§ **PROBLEM REQUIREMENTS**:
Retype the material in full, keeping every word the same.

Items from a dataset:
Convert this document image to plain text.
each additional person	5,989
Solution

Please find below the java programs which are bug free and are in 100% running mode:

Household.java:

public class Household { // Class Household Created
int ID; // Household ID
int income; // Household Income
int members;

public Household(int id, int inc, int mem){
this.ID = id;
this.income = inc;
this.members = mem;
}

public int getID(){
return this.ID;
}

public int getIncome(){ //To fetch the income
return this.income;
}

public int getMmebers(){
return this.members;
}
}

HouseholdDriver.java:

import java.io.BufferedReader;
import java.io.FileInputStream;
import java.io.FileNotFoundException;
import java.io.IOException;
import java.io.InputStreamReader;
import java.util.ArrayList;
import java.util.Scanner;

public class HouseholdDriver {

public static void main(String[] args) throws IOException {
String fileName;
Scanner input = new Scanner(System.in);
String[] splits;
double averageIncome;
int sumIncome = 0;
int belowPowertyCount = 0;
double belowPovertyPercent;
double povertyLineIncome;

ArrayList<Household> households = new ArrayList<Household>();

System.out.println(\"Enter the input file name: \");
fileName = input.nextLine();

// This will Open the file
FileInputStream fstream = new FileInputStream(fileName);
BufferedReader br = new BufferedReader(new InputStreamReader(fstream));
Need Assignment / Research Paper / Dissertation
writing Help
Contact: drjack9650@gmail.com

§ **EXPECTED OUTPUT**:
Convert this document image to plain text.
each additional person	5,989
Solution

Please find below the java programs which are bug free and are in 100% running mode:

Household.java:

public class Household { // Class Household Created
int ID; // Household ID
int income; // Household Income
int members;

public Household(int id, int inc, int mem){
this.ID = id;
this.income = inc;
this.members = mem;
}

public int getID(){
return this.ID;
}

public int getIncome(){ //To fetch the income
return this.income;
}

public int getMmebers(){
return this.members;
}
}

HouseholdDriver.java:

import java.io.BufferedReader;
import java.io.FileInputStream;
import java.io.FileNotFoundException;
import java.io.IOException;
import java.io.InputStreamReader;
import java.util.ArrayList;
import java.util.Scanner;

public class HouseholdDriver {

public static void main(String[] args) throws IOException {
String fileName;
Scanner input = new Scanner(System.in);
String[] splits;
double averageIncome;
int sumIncome = 0;
int belowPowertyCount = 0;
double belowPovertyPercent;
double povertyLineIncome;

ArrayList<Household> households = new ArrayList<Household>();

System.out.println(\"Enter the input file name: \");
fileName = input.nextLine();

// This will Open the file
FileInputStream fstream = new FileInputStream(fileName);
BufferedReader br = new BufferedReader(new InputStreamReader(fstream));
Need Assignment / Research Paper / Dissertation
writing Help
Contact: drjack9650@gmail.com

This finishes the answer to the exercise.